TASK BRIEF:
Leave out the pictures; transcribe all else exactly.

Collected data:
────────

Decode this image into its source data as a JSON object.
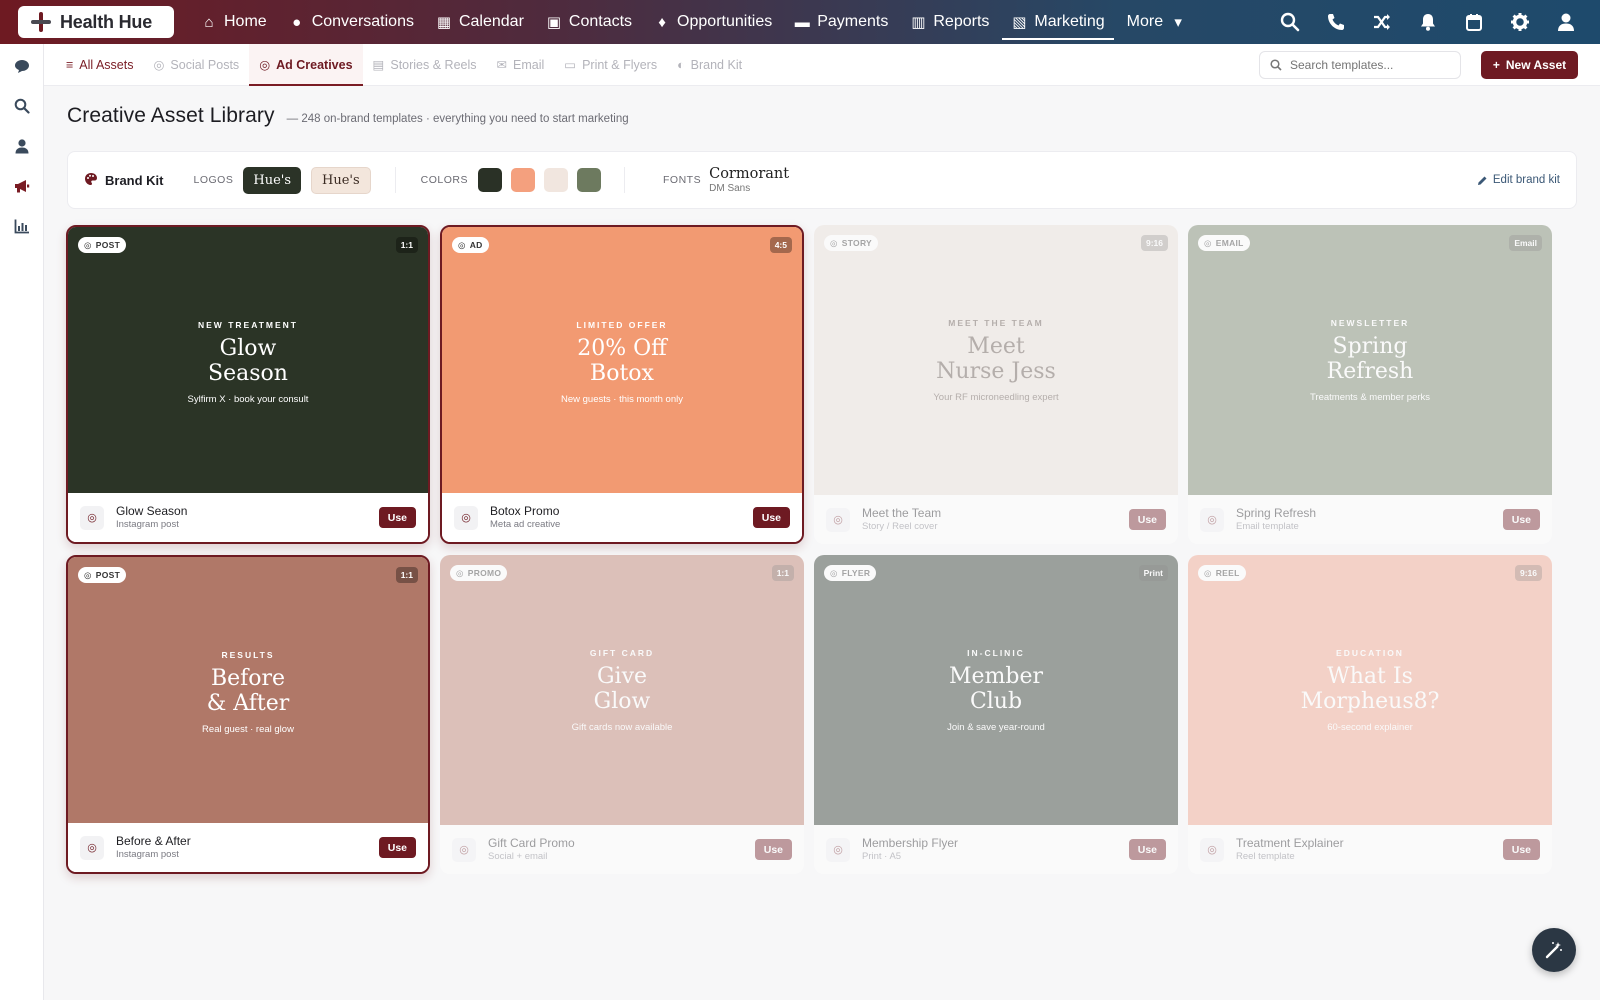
{
  "app": {
    "brand": "Health Hue"
  },
  "nav": [
    {
      "label": "Home",
      "icon": "⌂"
    },
    {
      "label": "Conversations",
      "icon": "●"
    },
    {
      "label": "Calendar",
      "icon": "▦"
    },
    {
      "label": "Contacts",
      "icon": "▣"
    },
    {
      "label": "Opportunities",
      "icon": "♦"
    },
    {
      "label": "Payments",
      "icon": "▬"
    },
    {
      "label": "Reports",
      "icon": "▥"
    },
    {
      "label": "Marketing",
      "icon": "▧"
    },
    {
      "label": "More",
      "icon": "▾"
    }
  ],
  "subtabs": [
    {
      "label": "All Assets",
      "icon": "≡"
    },
    {
      "label": "Social Posts",
      "icon": "◎"
    },
    {
      "label": "Ad Creatives",
      "icon": "◎"
    },
    {
      "label": "Stories & Reels",
      "icon": "▤"
    },
    {
      "label": "Email",
      "icon": "✉"
    },
    {
      "label": "Print & Flyers",
      "icon": "▭"
    },
    {
      "label": "Brand Kit",
      "icon": "◐"
    }
  ],
  "search": {
    "placeholder": "Search templates..."
  },
  "new_asset": {
    "label": "New Asset",
    "icon": "+"
  },
  "page": {
    "title": "Creative Asset Library",
    "subtitle": "— 248 on-brand templates · everything you need to start marketing"
  },
  "brand_kit": {
    "title": "Brand Kit",
    "logos_label": "LOGOS",
    "logo_dark": "Hue's",
    "logo_light": "Hue's",
    "colors_label": "COLORS",
    "colors": [
      "#2a3126",
      "#f4a07e",
      "#f1e6df",
      "#6d7a5f"
    ],
    "fonts_label": "FONTS",
    "font_primary": "Cormorant",
    "font_secondary": "DM Sans",
    "edit_label": "Edit brand kit"
  },
  "cards": [
    {
      "badge": "POST",
      "ratio": "1:1",
      "kicker": "NEW TREATMENT",
      "headline_1": "Glow",
      "headline_2": "Season",
      "tagline": "Sylfirm X · book your consult",
      "name": "Glow Season",
      "type": "Instagram post",
      "use": "Use",
      "bg": "#2b3426",
      "fg": "#ffffff",
      "selected": true,
      "dimmed": false
    },
    {
      "badge": "AD",
      "ratio": "4:5",
      "kicker": "LIMITED OFFER",
      "headline_1": "20% Off",
      "headline_2": "Botox",
      "tagline": "New guests · this month only",
      "name": "Botox Promo",
      "type": "Meta ad creative",
      "use": "Use",
      "bg": "#f29a72",
      "fg": "#ffffff",
      "selected": true,
      "dimmed": false
    },
    {
      "badge": "STORY",
      "ratio": "9:16",
      "kicker": "MEET THE TEAM",
      "headline_1": "Meet",
      "headline_2": "Nurse Jess",
      "tagline": "Your RF microneedling expert",
      "name": "Meet the Team",
      "type": "Story / Reel cover",
      "use": "Use",
      "bg": "#e8ded6",
      "fg": "#5a4a42",
      "selected": false,
      "dimmed": true
    },
    {
      "badge": "EMAIL",
      "ratio": "Email",
      "kicker": "NEWSLETTER",
      "headline_1": "Spring",
      "headline_2": "Refresh",
      "tagline": "Treatments & member perks",
      "name": "Spring Refresh",
      "type": "Email template",
      "use": "Use",
      "bg": "#6d7a5f",
      "fg": "#ffffff",
      "selected": false,
      "dimmed": true
    },
    {
      "badge": "POST",
      "ratio": "1:1",
      "kicker": "RESULTS",
      "headline_1": "Before",
      "headline_2": "& After",
      "tagline": "Real guest · real glow",
      "name": "Before & After",
      "type": "Instagram post",
      "use": "Use",
      "bg": "#b07868",
      "fg": "#ffffff",
      "selected": true,
      "dimmed": false
    },
    {
      "badge": "PROMO",
      "ratio": "1:1",
      "kicker": "GIFT CARD",
      "headline_1": "Give",
      "headline_2": "Glow",
      "tagline": "Gift cards now available",
      "name": "Gift Card Promo",
      "type": "Social + email",
      "use": "Use",
      "bg": "#b87664",
      "fg": "#ffffff",
      "selected": false,
      "dimmed": true
    },
    {
      "badge": "FLYER",
      "ratio": "Print",
      "kicker": "IN-CLINIC",
      "headline_1": "Member",
      "headline_2": "Club",
      "tagline": "Join & save year-round",
      "name": "Membership Flyer",
      "type": "Print · A5",
      "use": "Use",
      "bg": "#1f2a1e",
      "fg": "#ffffff",
      "selected": false,
      "dimmed": true
    },
    {
      "badge": "REEL",
      "ratio": "9:16",
      "kicker": "EDUCATION",
      "headline_1": "What Is",
      "headline_2": "Morpheus8?",
      "tagline": "60-second explainer",
      "name": "Treatment Explainer",
      "type": "Reel template",
      "use": "Use",
      "bg": "#ef9e84",
      "fg": "#ffffff",
      "selected": false,
      "dimmed": true
    }
  ]
}
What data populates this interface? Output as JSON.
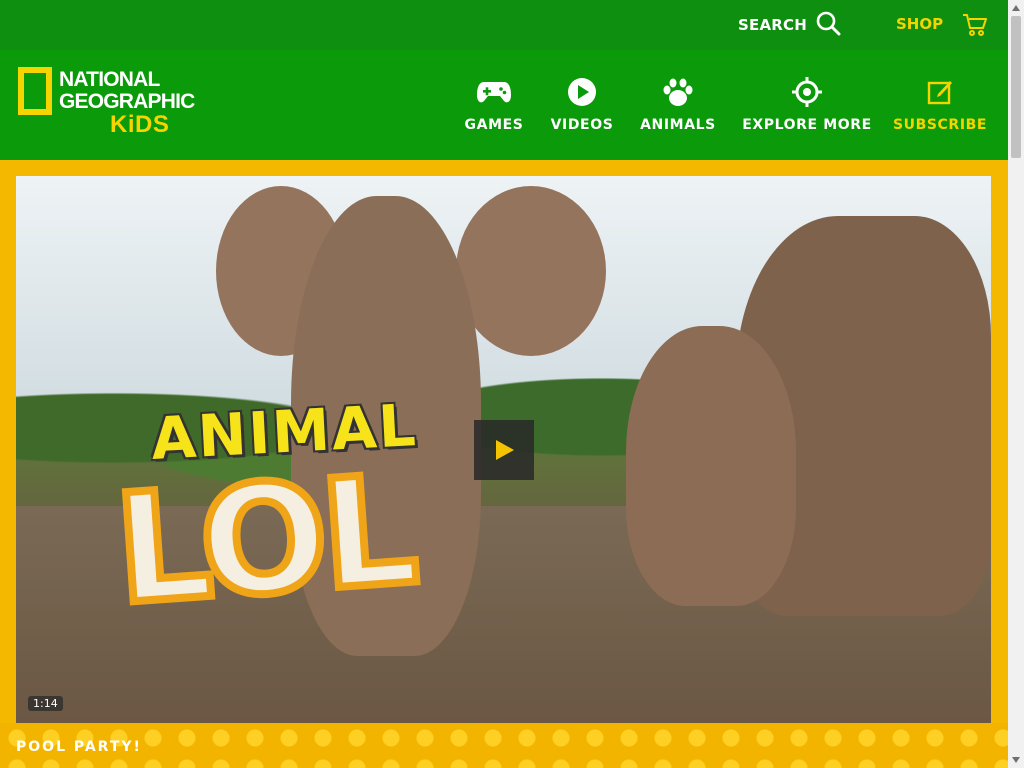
{
  "topbar": {
    "search_label": "SEARCH",
    "shop_label": "SHOP",
    "search_icon": "search-icon",
    "cart_icon": "cart-icon"
  },
  "logo": {
    "line1": "NATIONAL",
    "line2": "GEOGRAPHIC",
    "line3": "KiDS"
  },
  "nav": {
    "items": [
      {
        "label": "GAMES",
        "icon": "gamepad-icon"
      },
      {
        "label": "VIDEOS",
        "icon": "play-circle-icon"
      },
      {
        "label": "ANIMALS",
        "icon": "paw-icon"
      },
      {
        "label": "EXPLORE MORE",
        "icon": "target-icon"
      },
      {
        "label": "SUBSCRIBE",
        "icon": "edit-icon"
      }
    ]
  },
  "video": {
    "title_line1": "ANIMAL",
    "title_line2": "LOL",
    "duration": "1:14",
    "caption": "POOL PARTY!"
  },
  "colors": {
    "header_green": "#0a9a0a",
    "topbar_green": "#0f8f0f",
    "accent_yellow": "#f5d400",
    "band_yellow": "#f5b800"
  }
}
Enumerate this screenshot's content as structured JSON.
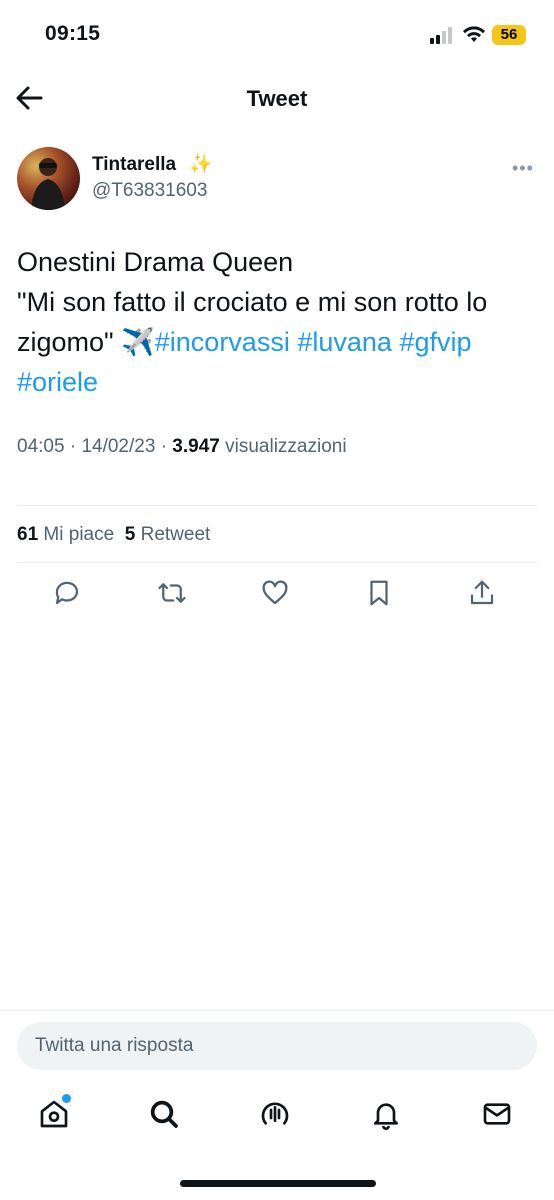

────────

TASK SOLUTION:
Decode this image into its source data as a JSON object.
{
  "app": {
    "brand": "Health Hue"
  },
  "nav": [
    {
      "label": "Home",
      "icon": "⌂"
    },
    {
      "label": "Conversations",
      "icon": "●"
    },
    {
      "label": "Calendar",
      "icon": "▦"
    },
    {
      "label": "Contacts",
      "icon": "▣"
    },
    {
      "label": "Opportunities",
      "icon": "♦"
    },
    {
      "label": "Payments",
      "icon": "▬"
    },
    {
      "label": "Reports",
      "icon": "▥"
    },
    {
      "label": "Marketing",
      "icon": "▧"
    },
    {
      "label": "More",
      "icon": "▾"
    }
  ],
  "subtabs": [
    {
      "label": "All Assets",
      "icon": "≡"
    },
    {
      "label": "Social Posts",
      "icon": "◎"
    },
    {
      "label": "Ad Creatives",
      "icon": "◎"
    },
    {
      "label": "Stories & Reels",
      "icon": "▤"
    },
    {
      "label": "Email",
      "icon": "✉"
    },
    {
      "label": "Print & Flyers",
      "icon": "▭"
    },
    {
      "label": "Brand Kit",
      "icon": "◐"
    }
  ],
  "search": {
    "placeholder": "Search templates..."
  },
  "new_asset": {
    "label": "New Asset",
    "icon": "+"
  },
  "page": {
    "title": "Creative Asset Library",
    "subtitle": "— 248 on-brand templates · everything you need to start marketing"
  },
  "brand_kit": {
    "title": "Brand Kit",
    "logos_label": "LOGOS",
    "logo_dark": "Hue's",
    "logo_light": "Hue's",
    "colors_label": "COLORS",
    "colors": [
      "#2a3126",
      "#f4a07e",
      "#f1e6df",
      "#6d7a5f"
    ],
    "fonts_label": "FONTS",
    "font_primary": "Cormorant",
    "font_secondary": "DM Sans",
    "edit_label": "Edit brand kit"
  },
  "cards": [
    {
      "badge": "POST",
      "ratio": "1:1",
      "kicker": "NEW TREATMENT",
      "headline_1": "Glow",
      "headline_2": "Season",
      "tagline": "Sylfirm X · book your consult",
      "name": "Glow Season",
      "type": "Instagram post",
      "use": "Use",
      "bg": "#2b3426",
      "fg": "#ffffff",
      "selected": true,
      "dimmed": false
    },
    {
      "badge": "AD",
      "ratio": "4:5",
      "kicker": "LIMITED OFFER",
      "headline_1": "20% Off",
      "headline_2": "Botox",
      "tagline": "New guests · this month only",
      "name": "Botox Promo",
      "type": "Meta ad creative",
      "use": "Use",
      "bg": "#f29a72",
      "fg": "#ffffff",
      "selected": true,
      "dimmed": false
    },
    {
      "badge": "STORY",
      "ratio": "9:16",
      "kicker": "MEET THE TEAM",
      "headline_1": "Meet",
      "headline_2": "Nurse Jess",
      "tagline": "Your RF microneedling expert",
      "name": "Meet the Team",
      "type": "Story / Reel cover",
      "use": "Use",
      "bg": "#e8ded6",
      "fg": "#5a4a42",
      "selected": false,
      "dimmed": true
    },
    {
      "badge": "EMAIL",
      "ratio": "Email",
      "kicker": "NEWSLETTER",
      "headline_1": "Spring",
      "headline_2": "Refresh",
      "tagline": "Treatments & member perks",
      "name": "Spring Refresh",
      "type": "Email template",
      "use": "Use",
      "bg": "#6d7a5f",
      "fg": "#ffffff",
      "selected": false,
      "dimmed": true
    },
    {
      "badge": "POST",
      "ratio": "1:1",
      "kicker": "RESULTS",
      "headline_1": "Before",
      "headline_2": "& After",
      "tagline": "Real guest · real glow",
      "name": "Before & After",
      "type": "Instagram post",
      "use": "Use",
      "bg": "#b07868",
      "fg": "#ffffff",
      "selected": true,
      "dimmed": false
    },
    {
      "badge": "PROMO",
      "ratio": "1:1",
      "kicker": "GIFT CARD",
      "headline_1": "Give",
      "headline_2": "Glow",
      "tagline": "Gift cards now available",
      "name": "Gift Card Promo",
      "type": "Social + email",
      "use": "Use",
      "bg": "#b87664",
      "fg": "#ffffff",
      "selected": false,
      "dimmed": true
    },
    {
      "badge": "FLYER",
      "ratio": "Print",
      "kicker": "IN-CLINIC",
      "headline_1": "Member",
      "headline_2": "Club",
      "tagline": "Join & save year-round",
      "name": "Membership Flyer",
      "type": "Print · A5",
      "use": "Use",
      "bg": "#1f2a1e",
      "fg": "#ffffff",
      "selected": false,
      "dimmed": true
    },
    {
      "badge": "REEL",
      "ratio": "9:16",
      "kicker": "EDUCATION",
      "headline_1": "What Is",
      "headline_2": "Morpheus8?",
      "tagline": "60-second explainer",
      "name": "Treatment Explainer",
      "type": "Reel template",
      "use": "Use",
      "bg": "#ef9e84",
      "fg": "#ffffff",
      "selected": false,
      "dimmed": true
    }
  ]
}
What data populates this interface? Output as JSON.
{
  "topbar": {
    "search_label": "SEARCH",
    "shop_label": "SHOP",
    "search_icon": "search-icon",
    "cart_icon": "cart-icon"
  },
  "logo": {
    "line1": "NATIONAL",
    "line2": "GEOGRAPHIC",
    "line3": "KiDS"
  },
  "nav": {
    "items": [
      {
        "label": "GAMES",
        "icon": "gamepad-icon"
      },
      {
        "label": "VIDEOS",
        "icon": "play-circle-icon"
      },
      {
        "label": "ANIMALS",
        "icon": "paw-icon"
      },
      {
        "label": "EXPLORE MORE",
        "icon": "target-icon"
      },
      {
        "label": "SUBSCRIBE",
        "icon": "edit-icon"
      }
    ]
  },
  "video": {
    "title_line1": "ANIMAL",
    "title_line2": "LOL",
    "duration": "1:14",
    "caption": "POOL PARTY!"
  },
  "colors": {
    "header_green": "#0a9a0a",
    "topbar_green": "#0f8f0f",
    "accent_yellow": "#f5d400",
    "band_yellow": "#f5b800"
  }
}
Enumerate this screenshot's content as structured JSON.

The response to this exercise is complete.